►
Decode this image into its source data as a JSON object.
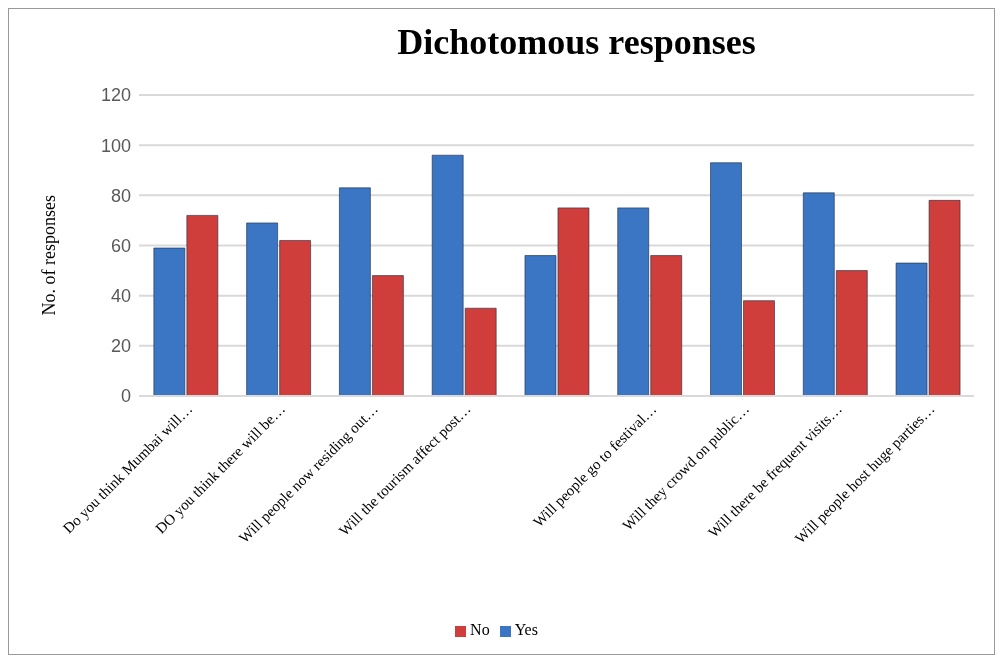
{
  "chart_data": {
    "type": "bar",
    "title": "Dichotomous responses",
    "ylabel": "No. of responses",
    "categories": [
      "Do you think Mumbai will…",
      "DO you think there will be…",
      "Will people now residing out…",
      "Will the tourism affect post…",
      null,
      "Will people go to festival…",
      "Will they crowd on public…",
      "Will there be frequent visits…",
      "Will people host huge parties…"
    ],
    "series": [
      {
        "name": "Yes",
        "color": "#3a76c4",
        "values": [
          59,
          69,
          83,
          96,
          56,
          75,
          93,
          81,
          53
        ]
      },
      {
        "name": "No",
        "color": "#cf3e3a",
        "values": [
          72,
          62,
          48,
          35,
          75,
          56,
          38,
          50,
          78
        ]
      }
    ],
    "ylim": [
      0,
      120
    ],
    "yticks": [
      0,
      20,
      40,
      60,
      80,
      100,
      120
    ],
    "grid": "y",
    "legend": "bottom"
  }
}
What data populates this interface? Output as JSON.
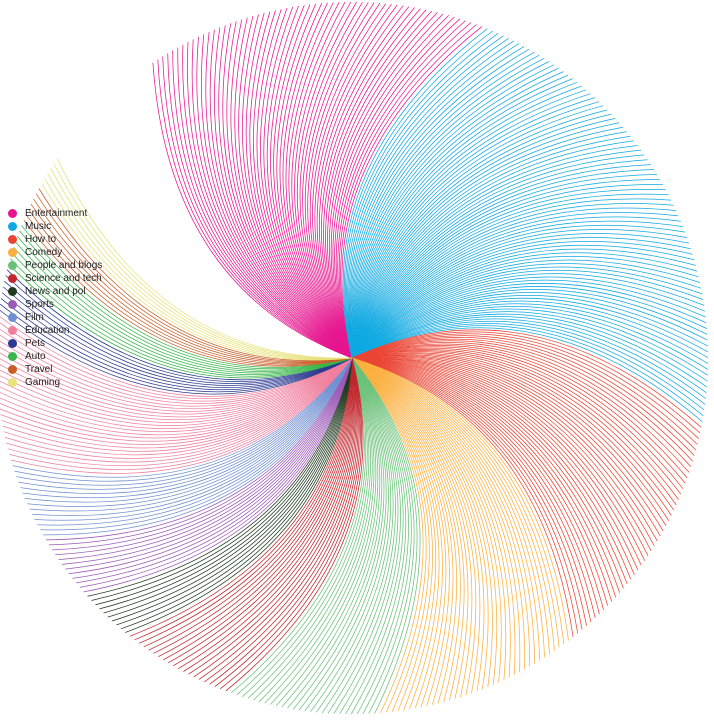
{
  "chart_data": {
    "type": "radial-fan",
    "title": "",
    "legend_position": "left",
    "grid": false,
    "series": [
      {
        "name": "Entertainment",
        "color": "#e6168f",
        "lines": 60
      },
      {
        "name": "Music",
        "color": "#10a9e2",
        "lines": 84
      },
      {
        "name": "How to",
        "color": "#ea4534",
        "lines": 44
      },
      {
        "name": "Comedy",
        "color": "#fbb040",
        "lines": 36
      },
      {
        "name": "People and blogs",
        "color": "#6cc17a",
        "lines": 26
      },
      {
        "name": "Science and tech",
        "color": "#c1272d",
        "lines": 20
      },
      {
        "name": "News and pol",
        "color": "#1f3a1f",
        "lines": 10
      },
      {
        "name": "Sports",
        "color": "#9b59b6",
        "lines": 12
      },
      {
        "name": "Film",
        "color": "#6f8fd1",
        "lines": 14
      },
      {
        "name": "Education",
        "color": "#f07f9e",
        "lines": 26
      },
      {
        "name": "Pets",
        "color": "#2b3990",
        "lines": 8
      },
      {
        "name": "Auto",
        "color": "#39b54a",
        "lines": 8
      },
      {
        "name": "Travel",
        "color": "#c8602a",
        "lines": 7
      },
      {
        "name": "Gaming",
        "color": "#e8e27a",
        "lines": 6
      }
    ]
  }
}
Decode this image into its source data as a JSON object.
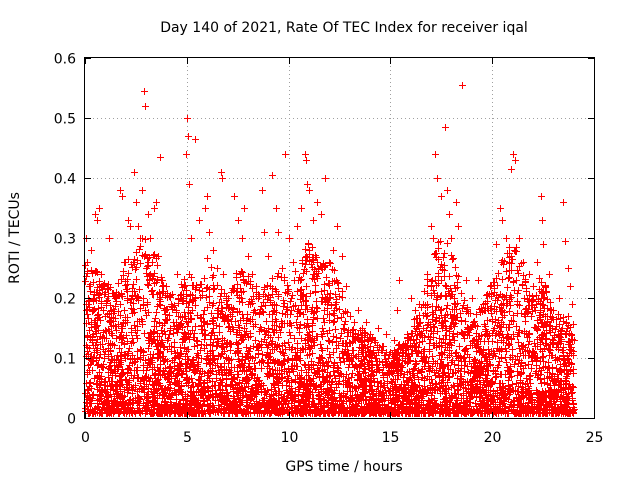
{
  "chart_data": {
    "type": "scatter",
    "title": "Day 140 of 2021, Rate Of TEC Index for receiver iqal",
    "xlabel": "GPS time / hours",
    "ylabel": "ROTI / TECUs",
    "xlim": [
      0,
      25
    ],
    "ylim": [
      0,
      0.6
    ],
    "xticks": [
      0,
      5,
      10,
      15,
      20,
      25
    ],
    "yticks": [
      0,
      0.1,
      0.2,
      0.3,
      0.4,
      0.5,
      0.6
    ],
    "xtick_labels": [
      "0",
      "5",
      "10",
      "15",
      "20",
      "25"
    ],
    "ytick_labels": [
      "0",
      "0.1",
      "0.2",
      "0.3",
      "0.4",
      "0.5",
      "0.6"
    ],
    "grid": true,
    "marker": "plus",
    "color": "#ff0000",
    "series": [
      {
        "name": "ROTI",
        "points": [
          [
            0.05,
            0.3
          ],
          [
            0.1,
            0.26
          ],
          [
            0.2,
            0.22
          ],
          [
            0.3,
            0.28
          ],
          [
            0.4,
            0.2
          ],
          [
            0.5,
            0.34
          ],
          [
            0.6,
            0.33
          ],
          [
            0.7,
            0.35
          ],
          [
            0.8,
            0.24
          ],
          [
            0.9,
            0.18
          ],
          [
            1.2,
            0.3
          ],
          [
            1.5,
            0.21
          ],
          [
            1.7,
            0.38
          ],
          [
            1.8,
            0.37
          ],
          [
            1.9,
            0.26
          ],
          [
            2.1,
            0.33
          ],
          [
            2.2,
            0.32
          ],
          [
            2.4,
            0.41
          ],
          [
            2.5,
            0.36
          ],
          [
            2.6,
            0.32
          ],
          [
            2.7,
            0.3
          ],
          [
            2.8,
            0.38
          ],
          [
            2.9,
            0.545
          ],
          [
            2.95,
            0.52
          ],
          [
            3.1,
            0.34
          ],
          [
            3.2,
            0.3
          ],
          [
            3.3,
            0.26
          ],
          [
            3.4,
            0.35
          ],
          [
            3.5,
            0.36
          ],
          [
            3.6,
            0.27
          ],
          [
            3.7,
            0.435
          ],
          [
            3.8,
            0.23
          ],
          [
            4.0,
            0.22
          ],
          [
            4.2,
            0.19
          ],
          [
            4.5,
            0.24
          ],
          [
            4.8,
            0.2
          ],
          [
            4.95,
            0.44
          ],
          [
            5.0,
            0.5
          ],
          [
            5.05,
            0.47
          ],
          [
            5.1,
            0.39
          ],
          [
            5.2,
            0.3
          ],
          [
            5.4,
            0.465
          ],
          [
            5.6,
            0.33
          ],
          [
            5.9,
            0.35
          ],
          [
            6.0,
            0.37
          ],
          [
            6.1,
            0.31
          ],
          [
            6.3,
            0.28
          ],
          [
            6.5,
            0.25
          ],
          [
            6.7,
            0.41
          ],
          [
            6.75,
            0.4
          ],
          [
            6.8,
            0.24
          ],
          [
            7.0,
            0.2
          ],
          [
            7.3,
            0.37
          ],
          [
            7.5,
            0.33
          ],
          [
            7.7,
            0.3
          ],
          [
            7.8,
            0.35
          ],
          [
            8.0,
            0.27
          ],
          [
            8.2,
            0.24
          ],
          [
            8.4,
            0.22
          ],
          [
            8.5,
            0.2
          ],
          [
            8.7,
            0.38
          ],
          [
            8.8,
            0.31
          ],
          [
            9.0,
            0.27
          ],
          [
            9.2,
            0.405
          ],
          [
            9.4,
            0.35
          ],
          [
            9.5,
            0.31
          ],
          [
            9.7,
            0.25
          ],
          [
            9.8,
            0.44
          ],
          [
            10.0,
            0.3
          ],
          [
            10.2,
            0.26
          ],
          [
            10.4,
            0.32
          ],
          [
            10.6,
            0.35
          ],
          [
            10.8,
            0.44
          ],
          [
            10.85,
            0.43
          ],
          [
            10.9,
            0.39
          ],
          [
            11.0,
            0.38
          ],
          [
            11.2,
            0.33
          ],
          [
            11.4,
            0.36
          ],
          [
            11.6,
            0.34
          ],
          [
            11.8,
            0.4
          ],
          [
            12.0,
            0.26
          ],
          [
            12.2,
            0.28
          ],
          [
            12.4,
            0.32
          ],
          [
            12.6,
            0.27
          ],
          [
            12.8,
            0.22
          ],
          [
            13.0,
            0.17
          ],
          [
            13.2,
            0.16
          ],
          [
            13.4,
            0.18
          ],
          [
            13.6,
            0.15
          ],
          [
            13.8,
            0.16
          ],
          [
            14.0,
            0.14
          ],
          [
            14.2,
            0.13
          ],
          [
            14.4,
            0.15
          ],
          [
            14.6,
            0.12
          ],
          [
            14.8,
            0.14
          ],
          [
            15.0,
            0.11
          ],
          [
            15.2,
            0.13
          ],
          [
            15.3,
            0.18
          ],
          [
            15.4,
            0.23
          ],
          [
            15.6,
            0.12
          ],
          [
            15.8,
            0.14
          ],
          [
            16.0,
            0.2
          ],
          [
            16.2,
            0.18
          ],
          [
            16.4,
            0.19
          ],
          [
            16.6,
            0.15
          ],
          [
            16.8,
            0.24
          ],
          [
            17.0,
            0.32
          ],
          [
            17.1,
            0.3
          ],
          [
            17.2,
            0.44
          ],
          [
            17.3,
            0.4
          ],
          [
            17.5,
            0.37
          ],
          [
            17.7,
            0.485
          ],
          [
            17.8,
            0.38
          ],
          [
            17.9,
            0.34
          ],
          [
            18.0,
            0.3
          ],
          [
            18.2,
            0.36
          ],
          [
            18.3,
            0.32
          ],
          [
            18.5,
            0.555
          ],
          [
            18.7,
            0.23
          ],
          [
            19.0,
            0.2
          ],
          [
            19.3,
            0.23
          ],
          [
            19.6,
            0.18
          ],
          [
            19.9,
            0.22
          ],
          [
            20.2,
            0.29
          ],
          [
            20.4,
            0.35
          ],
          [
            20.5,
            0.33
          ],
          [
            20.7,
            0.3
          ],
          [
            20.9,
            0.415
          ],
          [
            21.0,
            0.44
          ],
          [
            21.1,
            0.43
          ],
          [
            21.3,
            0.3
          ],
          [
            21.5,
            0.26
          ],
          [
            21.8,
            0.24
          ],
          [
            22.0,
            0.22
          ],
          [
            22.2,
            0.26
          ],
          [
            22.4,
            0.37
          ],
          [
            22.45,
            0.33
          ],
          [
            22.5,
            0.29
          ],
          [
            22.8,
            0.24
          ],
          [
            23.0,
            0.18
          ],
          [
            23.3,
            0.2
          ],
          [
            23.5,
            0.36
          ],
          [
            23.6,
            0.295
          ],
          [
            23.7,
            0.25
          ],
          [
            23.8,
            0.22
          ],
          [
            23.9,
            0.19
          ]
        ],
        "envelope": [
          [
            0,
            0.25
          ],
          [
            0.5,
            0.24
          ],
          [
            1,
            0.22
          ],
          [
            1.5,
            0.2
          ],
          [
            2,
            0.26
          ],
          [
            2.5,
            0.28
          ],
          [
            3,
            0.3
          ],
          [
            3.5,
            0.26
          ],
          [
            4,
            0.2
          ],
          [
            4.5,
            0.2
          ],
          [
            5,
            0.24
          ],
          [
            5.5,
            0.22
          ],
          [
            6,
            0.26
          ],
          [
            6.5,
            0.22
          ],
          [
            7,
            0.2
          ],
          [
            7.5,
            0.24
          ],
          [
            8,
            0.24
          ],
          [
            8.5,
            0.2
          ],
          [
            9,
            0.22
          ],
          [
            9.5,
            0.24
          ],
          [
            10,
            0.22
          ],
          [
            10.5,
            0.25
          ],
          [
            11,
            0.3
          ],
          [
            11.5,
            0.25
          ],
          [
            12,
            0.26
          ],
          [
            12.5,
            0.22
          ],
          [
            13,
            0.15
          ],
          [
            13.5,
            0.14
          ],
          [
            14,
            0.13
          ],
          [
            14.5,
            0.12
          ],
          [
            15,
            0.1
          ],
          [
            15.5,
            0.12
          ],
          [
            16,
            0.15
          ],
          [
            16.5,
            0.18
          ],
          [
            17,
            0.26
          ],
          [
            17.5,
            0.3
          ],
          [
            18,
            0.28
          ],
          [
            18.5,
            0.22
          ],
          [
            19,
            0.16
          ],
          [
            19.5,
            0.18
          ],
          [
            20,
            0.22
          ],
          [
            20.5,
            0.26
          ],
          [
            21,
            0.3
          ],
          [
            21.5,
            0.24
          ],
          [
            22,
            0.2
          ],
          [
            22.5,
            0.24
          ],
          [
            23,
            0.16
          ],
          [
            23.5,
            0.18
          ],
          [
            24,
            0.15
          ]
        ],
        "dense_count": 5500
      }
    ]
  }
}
◄
►
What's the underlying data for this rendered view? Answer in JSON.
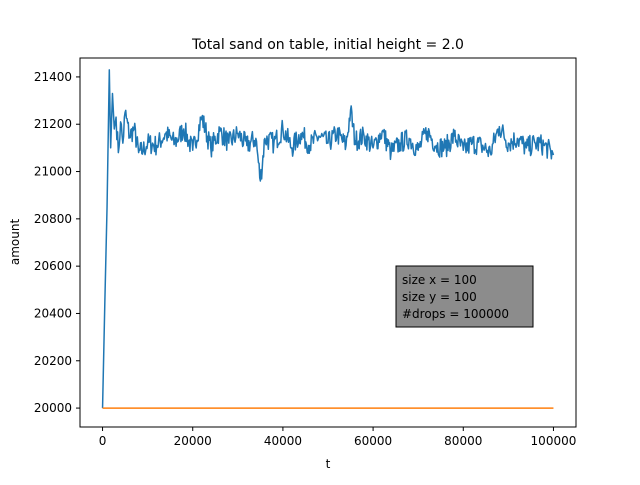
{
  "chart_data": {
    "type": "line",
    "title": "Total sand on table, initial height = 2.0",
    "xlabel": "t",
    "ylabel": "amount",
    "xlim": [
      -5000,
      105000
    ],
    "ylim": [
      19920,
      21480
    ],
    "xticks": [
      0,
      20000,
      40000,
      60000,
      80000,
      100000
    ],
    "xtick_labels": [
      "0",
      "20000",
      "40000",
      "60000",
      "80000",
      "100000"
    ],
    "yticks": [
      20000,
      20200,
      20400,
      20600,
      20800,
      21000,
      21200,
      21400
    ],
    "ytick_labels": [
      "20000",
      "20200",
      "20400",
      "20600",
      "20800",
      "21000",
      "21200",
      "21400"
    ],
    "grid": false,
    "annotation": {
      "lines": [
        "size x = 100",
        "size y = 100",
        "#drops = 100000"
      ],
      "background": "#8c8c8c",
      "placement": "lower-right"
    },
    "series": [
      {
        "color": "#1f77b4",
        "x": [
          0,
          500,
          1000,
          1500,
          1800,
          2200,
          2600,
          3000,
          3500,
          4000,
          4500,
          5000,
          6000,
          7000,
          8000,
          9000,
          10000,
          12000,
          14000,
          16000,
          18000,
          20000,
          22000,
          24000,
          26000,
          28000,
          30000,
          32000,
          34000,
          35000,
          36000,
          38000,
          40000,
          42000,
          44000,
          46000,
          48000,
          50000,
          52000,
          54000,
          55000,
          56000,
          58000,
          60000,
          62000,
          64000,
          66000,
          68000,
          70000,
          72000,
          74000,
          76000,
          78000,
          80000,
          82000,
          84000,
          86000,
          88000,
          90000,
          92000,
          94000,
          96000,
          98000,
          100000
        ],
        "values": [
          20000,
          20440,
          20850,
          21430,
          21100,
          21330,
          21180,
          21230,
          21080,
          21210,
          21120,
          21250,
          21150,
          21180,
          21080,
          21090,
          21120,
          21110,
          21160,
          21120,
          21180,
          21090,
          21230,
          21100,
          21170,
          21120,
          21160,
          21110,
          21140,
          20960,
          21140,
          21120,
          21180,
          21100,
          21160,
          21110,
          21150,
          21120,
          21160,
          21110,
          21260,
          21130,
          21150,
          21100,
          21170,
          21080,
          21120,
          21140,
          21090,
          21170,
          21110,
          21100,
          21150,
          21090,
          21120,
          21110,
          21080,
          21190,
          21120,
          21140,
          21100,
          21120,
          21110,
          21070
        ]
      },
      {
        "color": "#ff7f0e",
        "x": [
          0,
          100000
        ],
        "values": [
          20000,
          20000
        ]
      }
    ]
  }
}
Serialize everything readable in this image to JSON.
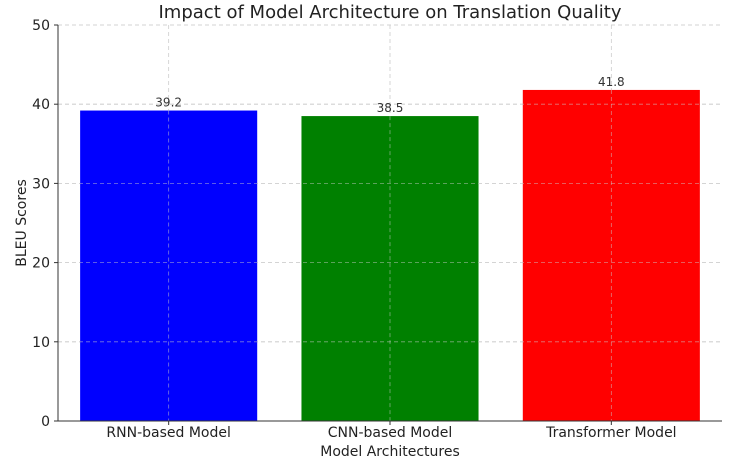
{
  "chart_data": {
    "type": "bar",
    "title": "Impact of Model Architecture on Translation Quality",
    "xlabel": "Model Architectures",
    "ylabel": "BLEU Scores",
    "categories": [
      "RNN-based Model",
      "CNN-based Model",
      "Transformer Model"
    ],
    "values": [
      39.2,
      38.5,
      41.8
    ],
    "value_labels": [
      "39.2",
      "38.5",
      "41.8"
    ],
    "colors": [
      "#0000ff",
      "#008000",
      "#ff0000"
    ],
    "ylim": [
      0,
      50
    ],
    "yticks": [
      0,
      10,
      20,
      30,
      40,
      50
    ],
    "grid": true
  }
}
◄
Which lines include "xlabel"? Copy each of them out.

§ **Response to the exercise**
    "xlabel": "GPS time / hours",
    "xlabel": "t",
    "xlabel": "Model Architectures",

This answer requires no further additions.